▶ [WHAT TO PRODUCE]:
Give only the number of lines in the data that include the string "color".

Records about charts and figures
+ + + + +

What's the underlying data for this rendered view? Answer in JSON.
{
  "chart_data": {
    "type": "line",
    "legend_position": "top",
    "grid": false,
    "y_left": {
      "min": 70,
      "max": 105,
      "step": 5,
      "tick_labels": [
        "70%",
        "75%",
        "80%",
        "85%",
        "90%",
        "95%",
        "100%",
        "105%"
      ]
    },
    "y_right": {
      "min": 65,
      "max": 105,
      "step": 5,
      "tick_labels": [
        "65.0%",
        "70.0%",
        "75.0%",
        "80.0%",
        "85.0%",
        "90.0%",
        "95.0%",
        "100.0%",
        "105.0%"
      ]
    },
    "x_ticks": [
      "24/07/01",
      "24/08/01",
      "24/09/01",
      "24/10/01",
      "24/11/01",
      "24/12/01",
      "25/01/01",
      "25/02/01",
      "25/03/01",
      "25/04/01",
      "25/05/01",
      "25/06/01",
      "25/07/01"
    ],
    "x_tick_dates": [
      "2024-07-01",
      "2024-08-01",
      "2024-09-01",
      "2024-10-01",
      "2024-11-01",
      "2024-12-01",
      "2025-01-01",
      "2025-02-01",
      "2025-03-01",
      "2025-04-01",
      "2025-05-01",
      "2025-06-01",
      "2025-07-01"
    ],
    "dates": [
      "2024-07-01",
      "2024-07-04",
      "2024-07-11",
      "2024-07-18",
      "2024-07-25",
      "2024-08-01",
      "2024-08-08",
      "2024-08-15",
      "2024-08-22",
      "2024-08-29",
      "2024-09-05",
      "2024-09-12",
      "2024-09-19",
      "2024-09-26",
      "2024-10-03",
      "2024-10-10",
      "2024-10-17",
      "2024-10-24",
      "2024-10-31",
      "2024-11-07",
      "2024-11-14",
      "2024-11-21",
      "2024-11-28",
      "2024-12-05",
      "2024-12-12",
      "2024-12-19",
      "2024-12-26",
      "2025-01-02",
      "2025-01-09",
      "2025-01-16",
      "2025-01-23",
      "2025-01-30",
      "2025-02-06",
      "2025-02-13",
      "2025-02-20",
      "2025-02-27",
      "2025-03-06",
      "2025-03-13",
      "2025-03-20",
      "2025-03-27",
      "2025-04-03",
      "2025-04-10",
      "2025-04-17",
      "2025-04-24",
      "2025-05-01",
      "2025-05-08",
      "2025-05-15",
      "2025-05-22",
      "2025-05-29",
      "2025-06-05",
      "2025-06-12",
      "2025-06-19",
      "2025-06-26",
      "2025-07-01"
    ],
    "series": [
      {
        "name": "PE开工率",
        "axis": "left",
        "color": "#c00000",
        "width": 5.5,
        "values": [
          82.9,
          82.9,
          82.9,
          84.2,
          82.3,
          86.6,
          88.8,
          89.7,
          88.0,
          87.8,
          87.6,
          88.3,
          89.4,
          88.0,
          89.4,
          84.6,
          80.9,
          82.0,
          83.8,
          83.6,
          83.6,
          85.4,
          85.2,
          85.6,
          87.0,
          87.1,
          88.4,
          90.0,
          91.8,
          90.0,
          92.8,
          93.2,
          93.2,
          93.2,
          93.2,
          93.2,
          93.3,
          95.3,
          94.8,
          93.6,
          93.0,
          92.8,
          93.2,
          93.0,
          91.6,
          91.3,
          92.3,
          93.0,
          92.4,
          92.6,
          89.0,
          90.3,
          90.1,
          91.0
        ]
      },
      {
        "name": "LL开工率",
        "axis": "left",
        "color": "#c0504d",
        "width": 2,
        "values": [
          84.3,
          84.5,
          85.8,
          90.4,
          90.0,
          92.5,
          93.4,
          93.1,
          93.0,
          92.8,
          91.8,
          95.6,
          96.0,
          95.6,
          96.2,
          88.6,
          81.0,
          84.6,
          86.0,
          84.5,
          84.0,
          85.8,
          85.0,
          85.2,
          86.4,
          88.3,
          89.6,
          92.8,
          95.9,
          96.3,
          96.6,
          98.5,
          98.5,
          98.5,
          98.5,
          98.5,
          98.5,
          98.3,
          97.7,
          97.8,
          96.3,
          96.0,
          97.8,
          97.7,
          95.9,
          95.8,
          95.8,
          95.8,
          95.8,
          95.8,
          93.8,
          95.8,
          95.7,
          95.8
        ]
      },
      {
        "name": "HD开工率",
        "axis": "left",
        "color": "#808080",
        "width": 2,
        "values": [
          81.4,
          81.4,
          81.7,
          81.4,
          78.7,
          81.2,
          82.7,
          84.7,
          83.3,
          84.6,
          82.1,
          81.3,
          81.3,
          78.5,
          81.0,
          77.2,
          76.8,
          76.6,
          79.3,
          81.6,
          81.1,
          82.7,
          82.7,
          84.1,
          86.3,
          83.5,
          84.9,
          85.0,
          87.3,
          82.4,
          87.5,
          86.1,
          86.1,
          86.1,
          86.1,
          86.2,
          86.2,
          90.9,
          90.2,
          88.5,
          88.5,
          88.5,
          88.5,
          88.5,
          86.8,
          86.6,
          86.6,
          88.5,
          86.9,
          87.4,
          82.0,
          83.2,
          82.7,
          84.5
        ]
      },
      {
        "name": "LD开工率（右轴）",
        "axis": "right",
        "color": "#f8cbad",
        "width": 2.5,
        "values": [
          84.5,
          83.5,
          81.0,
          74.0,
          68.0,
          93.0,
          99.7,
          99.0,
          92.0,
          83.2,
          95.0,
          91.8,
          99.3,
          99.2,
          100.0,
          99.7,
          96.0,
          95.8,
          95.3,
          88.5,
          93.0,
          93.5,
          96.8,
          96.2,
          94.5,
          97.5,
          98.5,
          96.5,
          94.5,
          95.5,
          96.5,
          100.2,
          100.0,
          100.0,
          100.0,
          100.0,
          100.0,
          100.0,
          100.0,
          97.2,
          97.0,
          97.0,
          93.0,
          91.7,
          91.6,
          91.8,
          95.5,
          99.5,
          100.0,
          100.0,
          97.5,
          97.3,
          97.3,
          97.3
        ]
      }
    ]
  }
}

+ + + + +

▶ [WORKED ANSWER]:
4